- **OBJECTIVE**
Transcribe the lines below verbatim, skipping the images.

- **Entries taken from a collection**
:::::

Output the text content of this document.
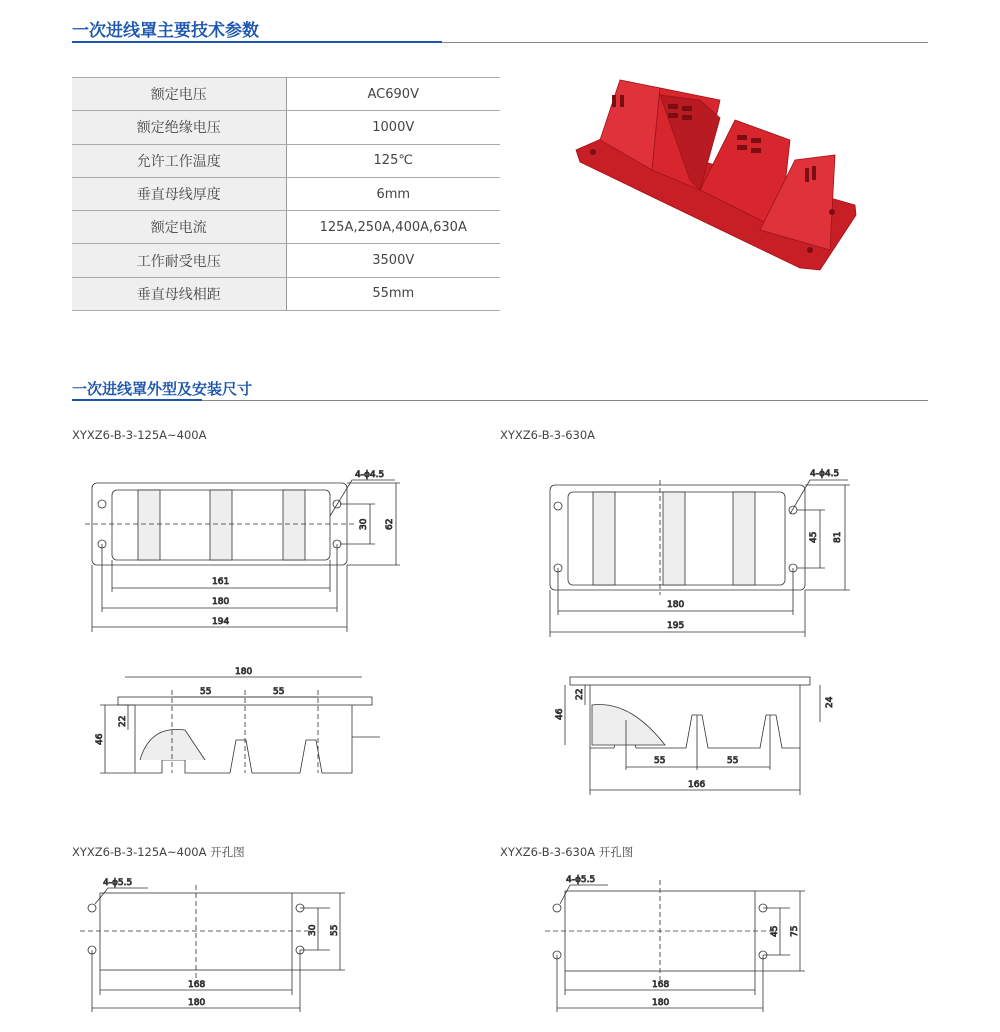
一次进线罩主要技术参数
额定电压	AC690V
额定绝缘电压	1000V
允许工作温度	125℃
垂直母线厚度	6mm
额定电流	125A,250A,400A,630A
工作耐受电压	3500V
垂直母线相距	55mm
一次进线罩外型及安装尺寸
XYXZ6-B-3-125A~400A	XYXZ6-B-3-630A
XYXZ6-B-3-125A~400A 开孔图	XYXZ6-B-3-630A 开孔图
161
180
194
4-ϕ4.5
30 62
180
195
4-ϕ4.5
45 81
180
55	55
22
46
55	55
166
22
46
24
4-ϕ5.5
168
180
30 55
4-ϕ5.5
168
180
45 75
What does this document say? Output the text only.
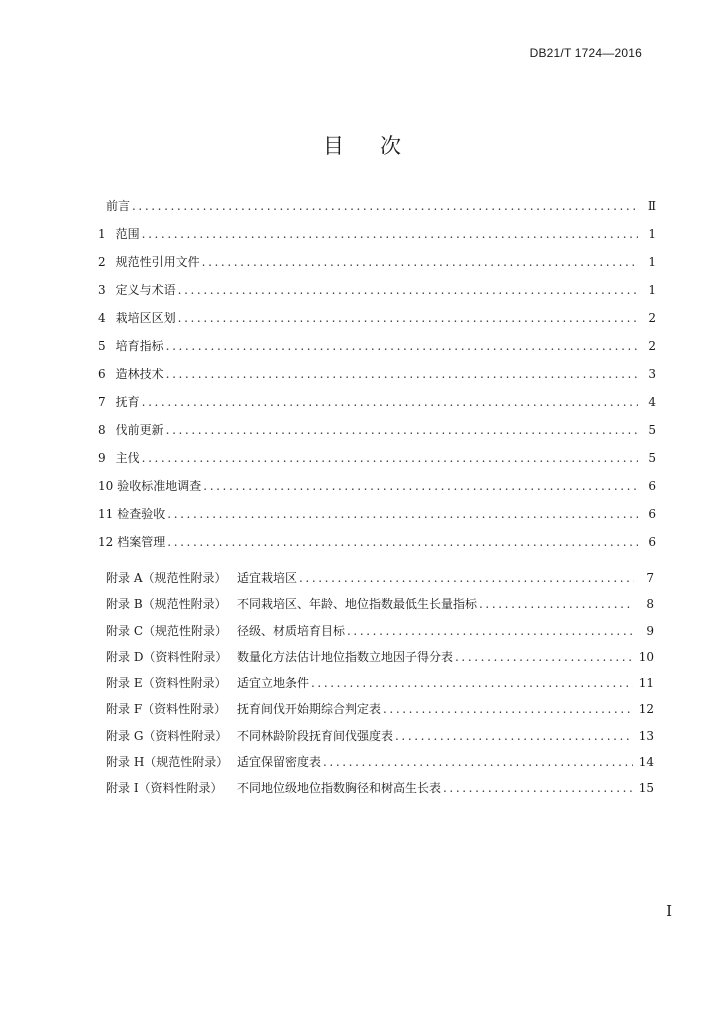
DB21/T 1724—2016
目 次
前言 .....	Ⅱ
1 范围 .....	1
2 规范性引用文件 .....	1
3 定义与术语 .....	1
4 栽培区区划 .....	2
5 培育指标 .....	2
6 造林技术 .....	3
7 抚育 .....	4
8 伐前更新 .....	5
9 主伐 .....	5
10 验收标准地调查 .....	6
11 检查验收 .....	6
12 档案管理 .....	6
附录 A（规范性附录） 适宜栽培区 .....	7
附录 B（规范性附录） 不同栽培区、年龄、地位指数最低生长量指标 .....	8
附录 C（规范性附录） 径级、材质培育目标 .....	9
附录 D（资料性附录） 数量化方法估计地位指数立地因子得分表 .....	10
附录 E（资料性附录） 适宜立地条件 .....	11
附录 F（资料性附录） 抚育间伐开始期综合判定表 .....	12
附录 G（资料性附录） 不同林龄阶段抚育间伐强度表 .....	13
附录 H（规范性附录） 适宜保留密度表 .....	14
附录 I（资料性附录） 不同地位级地位指数胸径和树高生长表 .....	15
I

:::::

- **THE REPLY**
Output the text content of this document.
一次进线罩主要技术参数
额定电压	AC690V
额定绝缘电压	1000V
允许工作温度	125℃
垂直母线厚度	6mm
额定电流	125A,250A,400A,630A
工作耐受电压	3500V
垂直母线相距	55mm
一次进线罩外型及安装尺寸
XYXZ6-B-3-125A~400A	XYXZ6-B-3-630A
XYXZ6-B-3-125A~400A 开孔图	XYXZ6-B-3-630A 开孔图
161
180
194
4-ϕ4.5
30 62
180
195
4-ϕ4.5
45 81
180
55	55
22
46
55	55
166
22
46
24
4-ϕ5.5
168
180
30 55
4-ϕ5.5
168
180
45 75
What does this document say? Output the text only.
DB21/T 1724—2016
目 次
前言 .....	Ⅱ
1 范围 .....	1
2 规范性引用文件 .....	1
3 定义与术语 .....	1
4 栽培区区划 .....	2
5 培育指标 .....	2
6 造林技术 .....	3
7 抚育 .....	4
8 伐前更新 .....	5
9 主伐 .....	5
10 验收标准地调查 .....	6
11 检查验收 .....	6
12 档案管理 .....	6
附录 A（规范性附录） 适宜栽培区 .....	7
附录 B（规范性附录） 不同栽培区、年龄、地位指数最低生长量指标 .....	8
附录 C（规范性附录） 径级、材质培育目标 .....	9
附录 D（资料性附录） 数量化方法估计地位指数立地因子得分表 .....	10
附录 E（资料性附录） 适宜立地条件 .....	11
附录 F（资料性附录） 抚育间伐开始期综合判定表 .....	12
附录 G（资料性附录） 不同林龄阶段抚育间伐强度表 .....	13
附录 H（规范性附录） 适宜保留密度表 .....	14
附录 I（资料性附录） 不同地位级地位指数胸径和树高生长表 .....	15
I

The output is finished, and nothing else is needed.